Find the word "projetos" in the listing; pull out each line holding it.

[Saved data entries]
....

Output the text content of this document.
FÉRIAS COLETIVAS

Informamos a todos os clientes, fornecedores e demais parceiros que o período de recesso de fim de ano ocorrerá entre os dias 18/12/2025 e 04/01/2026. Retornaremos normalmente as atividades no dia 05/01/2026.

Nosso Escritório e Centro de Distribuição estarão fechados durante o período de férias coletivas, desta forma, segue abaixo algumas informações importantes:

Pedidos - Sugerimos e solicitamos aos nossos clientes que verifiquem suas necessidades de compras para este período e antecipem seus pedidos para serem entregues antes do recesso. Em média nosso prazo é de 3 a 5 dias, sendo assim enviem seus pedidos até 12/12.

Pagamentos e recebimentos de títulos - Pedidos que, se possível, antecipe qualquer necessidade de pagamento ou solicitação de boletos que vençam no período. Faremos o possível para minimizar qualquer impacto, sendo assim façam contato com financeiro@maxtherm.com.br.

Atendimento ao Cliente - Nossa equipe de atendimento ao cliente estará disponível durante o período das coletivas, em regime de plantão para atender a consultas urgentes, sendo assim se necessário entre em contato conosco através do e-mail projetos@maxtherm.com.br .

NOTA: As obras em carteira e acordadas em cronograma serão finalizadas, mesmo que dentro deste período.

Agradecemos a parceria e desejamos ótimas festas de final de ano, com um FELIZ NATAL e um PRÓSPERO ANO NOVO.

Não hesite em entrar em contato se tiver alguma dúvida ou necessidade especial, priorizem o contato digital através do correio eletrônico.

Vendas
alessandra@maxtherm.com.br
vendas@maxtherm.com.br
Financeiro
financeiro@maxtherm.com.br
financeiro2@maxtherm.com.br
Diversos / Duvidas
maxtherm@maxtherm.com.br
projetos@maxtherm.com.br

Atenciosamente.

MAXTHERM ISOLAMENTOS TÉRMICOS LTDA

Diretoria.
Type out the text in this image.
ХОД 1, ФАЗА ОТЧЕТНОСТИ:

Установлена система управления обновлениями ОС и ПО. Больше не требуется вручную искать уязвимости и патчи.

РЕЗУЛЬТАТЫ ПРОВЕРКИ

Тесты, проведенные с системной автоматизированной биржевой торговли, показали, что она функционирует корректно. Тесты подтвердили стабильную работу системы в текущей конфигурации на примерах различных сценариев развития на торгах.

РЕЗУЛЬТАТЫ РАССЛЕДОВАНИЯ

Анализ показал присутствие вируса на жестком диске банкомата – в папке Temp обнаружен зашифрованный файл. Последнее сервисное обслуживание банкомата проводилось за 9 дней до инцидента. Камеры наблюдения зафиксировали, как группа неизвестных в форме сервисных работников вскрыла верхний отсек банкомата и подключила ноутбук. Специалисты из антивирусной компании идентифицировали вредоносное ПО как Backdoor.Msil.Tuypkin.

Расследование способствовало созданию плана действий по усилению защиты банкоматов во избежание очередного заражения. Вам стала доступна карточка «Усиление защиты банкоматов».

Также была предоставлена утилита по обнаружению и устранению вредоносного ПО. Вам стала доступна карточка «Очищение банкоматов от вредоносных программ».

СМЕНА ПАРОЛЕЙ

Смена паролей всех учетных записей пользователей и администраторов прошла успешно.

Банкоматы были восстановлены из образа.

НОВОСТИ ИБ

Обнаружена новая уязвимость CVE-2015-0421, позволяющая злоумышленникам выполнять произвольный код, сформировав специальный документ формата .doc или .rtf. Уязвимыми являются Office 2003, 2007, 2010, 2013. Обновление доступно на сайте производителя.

....

## FINISHED ANSWER:
Atendimento ao Cliente - Nossa equipe de atendimento ao cliente estará disponível durante o período das coletivas, em regime de plantão para atender a consultas urgentes, sendo assim se necessário entre em contato conosco através do e-mail projetos@maxtherm.com.br .
projetos@maxtherm.com.br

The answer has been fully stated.